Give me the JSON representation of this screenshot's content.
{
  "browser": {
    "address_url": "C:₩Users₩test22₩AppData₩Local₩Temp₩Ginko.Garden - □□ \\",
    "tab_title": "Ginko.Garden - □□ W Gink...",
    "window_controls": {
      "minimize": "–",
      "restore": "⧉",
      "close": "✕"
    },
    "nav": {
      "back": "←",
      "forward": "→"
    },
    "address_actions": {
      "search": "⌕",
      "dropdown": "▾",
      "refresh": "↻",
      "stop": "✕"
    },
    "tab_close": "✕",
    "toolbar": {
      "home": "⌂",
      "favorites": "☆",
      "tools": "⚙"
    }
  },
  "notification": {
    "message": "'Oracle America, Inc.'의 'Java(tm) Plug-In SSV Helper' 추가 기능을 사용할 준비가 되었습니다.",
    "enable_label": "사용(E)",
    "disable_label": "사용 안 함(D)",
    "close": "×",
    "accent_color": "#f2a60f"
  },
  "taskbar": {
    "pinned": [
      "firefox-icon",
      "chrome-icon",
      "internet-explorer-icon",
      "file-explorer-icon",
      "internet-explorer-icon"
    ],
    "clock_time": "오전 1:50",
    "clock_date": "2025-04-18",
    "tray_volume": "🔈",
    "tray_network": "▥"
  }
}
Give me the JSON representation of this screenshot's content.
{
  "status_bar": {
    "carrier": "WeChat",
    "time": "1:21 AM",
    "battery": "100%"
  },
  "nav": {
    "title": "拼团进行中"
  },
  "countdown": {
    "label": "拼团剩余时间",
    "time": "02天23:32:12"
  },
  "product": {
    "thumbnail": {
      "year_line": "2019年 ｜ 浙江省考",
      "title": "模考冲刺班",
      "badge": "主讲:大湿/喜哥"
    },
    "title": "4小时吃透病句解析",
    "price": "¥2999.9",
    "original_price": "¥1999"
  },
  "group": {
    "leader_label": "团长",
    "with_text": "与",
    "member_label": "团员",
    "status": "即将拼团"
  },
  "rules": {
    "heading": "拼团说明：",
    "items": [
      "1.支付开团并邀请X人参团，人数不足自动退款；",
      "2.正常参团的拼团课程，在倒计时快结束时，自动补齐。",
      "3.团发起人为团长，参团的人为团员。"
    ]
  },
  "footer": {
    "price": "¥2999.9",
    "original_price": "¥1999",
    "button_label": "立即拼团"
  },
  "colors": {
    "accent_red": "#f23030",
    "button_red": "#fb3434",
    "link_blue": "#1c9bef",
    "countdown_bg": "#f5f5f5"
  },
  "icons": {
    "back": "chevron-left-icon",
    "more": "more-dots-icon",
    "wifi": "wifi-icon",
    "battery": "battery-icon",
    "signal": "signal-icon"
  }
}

== == ==

• [REQUIREMENT]
Of the lines in the listing, how many hold the word "explorer"? Nothing but the number is needed.

• [EXPECTED ANSWER]
3